▶ What you will do
In the data, extract each line that holds the string "overline".

▶ Input rows
=======

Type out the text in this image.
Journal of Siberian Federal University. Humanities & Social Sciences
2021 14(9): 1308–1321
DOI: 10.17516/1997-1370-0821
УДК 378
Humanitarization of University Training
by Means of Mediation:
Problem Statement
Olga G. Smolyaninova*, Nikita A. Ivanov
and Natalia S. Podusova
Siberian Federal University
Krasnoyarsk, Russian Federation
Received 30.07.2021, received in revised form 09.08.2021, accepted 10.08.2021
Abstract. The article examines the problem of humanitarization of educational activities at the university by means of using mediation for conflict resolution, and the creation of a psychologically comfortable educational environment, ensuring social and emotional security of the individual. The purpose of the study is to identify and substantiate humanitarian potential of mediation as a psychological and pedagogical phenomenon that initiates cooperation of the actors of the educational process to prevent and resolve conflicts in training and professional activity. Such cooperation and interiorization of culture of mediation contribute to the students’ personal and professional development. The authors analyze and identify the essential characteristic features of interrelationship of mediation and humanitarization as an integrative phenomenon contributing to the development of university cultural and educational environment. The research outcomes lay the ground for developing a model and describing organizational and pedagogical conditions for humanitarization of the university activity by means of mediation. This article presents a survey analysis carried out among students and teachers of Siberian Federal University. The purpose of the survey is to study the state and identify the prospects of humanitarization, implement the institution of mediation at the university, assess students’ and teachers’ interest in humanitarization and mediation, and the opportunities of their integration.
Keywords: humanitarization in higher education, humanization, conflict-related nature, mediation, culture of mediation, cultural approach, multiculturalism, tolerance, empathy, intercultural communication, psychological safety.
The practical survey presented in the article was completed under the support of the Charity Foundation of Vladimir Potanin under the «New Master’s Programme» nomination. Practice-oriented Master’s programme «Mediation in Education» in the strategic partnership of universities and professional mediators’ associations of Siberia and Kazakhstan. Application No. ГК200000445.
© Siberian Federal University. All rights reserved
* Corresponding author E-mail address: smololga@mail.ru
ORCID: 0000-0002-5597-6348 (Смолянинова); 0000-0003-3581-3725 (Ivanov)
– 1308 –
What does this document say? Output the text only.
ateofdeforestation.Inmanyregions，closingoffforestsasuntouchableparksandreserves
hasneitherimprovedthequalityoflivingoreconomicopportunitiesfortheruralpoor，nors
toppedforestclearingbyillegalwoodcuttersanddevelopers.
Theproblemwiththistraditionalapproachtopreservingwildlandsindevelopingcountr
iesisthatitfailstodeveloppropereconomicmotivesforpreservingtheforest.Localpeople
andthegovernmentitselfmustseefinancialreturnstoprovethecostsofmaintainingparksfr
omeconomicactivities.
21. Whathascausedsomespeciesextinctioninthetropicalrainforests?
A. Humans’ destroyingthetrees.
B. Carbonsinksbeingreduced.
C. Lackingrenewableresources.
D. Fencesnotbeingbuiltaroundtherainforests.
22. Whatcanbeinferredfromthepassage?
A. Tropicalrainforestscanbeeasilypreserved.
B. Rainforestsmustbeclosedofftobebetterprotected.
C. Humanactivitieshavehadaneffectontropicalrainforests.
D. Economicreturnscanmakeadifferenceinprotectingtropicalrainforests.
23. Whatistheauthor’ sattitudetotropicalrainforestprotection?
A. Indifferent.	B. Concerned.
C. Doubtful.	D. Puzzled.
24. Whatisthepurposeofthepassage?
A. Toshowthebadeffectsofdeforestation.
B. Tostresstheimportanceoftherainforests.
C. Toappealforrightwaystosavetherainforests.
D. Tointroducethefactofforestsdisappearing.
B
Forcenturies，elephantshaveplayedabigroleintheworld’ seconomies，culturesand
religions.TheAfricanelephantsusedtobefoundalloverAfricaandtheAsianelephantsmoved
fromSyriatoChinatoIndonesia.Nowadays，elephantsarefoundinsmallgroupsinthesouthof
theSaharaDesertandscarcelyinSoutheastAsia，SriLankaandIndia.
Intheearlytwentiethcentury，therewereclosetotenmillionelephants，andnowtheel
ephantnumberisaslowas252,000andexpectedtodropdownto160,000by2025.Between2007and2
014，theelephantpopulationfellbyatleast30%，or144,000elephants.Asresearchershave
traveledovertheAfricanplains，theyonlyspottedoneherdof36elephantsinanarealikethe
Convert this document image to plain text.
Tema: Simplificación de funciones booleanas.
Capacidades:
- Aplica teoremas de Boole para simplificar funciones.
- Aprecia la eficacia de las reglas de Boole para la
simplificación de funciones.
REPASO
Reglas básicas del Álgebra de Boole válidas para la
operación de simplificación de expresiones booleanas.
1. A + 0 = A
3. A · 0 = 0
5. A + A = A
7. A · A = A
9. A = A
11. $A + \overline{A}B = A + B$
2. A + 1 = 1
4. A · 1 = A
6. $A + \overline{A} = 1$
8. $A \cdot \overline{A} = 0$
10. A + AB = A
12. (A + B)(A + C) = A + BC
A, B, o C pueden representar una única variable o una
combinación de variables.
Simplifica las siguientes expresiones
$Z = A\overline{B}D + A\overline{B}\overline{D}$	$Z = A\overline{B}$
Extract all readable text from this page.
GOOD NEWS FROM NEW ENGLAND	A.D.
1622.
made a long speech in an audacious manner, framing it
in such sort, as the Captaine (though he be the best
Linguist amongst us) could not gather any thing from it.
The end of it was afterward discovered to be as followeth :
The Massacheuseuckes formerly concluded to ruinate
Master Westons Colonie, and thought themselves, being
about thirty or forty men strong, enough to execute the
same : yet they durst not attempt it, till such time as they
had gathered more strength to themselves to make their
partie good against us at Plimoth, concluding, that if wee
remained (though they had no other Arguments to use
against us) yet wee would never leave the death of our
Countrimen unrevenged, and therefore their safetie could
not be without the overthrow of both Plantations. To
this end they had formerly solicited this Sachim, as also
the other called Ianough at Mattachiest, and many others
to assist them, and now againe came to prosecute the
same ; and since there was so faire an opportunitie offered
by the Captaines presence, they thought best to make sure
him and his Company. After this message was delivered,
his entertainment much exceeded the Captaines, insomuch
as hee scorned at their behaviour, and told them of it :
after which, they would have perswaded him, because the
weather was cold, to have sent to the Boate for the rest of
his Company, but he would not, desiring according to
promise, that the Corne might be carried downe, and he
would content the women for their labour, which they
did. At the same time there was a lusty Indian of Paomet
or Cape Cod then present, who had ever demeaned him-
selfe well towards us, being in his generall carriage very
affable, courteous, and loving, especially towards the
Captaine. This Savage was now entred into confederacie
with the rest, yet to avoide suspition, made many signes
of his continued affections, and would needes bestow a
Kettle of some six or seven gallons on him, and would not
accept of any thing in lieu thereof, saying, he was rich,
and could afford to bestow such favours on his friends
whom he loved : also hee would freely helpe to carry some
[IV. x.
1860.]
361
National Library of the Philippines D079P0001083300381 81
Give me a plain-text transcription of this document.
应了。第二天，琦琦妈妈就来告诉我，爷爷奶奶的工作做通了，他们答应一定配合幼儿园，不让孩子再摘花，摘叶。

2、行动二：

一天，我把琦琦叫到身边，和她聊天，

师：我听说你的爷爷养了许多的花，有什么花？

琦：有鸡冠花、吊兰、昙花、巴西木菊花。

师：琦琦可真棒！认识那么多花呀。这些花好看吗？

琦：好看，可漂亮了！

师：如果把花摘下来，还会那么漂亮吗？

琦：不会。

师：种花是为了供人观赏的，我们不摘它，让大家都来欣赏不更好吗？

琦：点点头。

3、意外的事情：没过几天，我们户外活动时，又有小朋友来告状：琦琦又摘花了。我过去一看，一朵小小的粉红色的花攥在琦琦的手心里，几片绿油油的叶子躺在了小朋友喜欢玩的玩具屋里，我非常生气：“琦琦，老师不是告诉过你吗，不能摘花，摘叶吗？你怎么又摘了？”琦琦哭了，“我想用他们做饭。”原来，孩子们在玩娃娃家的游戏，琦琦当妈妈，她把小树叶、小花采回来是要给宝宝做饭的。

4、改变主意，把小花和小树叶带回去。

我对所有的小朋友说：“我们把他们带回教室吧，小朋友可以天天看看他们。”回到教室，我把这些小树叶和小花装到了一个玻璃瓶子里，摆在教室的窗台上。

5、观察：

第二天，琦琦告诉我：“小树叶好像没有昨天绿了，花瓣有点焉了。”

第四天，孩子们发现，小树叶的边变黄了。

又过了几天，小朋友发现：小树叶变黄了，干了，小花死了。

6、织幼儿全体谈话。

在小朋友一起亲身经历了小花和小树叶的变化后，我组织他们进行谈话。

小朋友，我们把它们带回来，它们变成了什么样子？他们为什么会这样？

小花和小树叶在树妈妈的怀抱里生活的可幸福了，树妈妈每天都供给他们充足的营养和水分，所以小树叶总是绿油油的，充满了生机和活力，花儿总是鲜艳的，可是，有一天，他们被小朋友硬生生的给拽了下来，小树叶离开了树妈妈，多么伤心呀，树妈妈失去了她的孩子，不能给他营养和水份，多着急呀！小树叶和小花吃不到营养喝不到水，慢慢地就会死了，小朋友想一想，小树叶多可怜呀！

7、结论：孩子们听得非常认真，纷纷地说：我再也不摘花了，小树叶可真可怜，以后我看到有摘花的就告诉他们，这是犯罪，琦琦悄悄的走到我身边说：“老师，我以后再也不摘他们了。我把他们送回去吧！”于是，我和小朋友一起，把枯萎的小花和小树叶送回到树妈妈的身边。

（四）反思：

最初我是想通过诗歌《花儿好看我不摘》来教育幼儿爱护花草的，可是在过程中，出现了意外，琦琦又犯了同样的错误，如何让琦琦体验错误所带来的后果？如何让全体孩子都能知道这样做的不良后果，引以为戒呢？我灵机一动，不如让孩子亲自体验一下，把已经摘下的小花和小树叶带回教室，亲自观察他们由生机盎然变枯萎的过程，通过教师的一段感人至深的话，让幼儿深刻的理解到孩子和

=======

▶ The reply
11. $A + \overline{A}B = A + B$
6. $A + \overline{A} = 1$
8. $A \cdot \overline{A} = 0$
$Z = A\overline{B}D + A\overline{B}\overline{D}$	$Z = A\overline{B}$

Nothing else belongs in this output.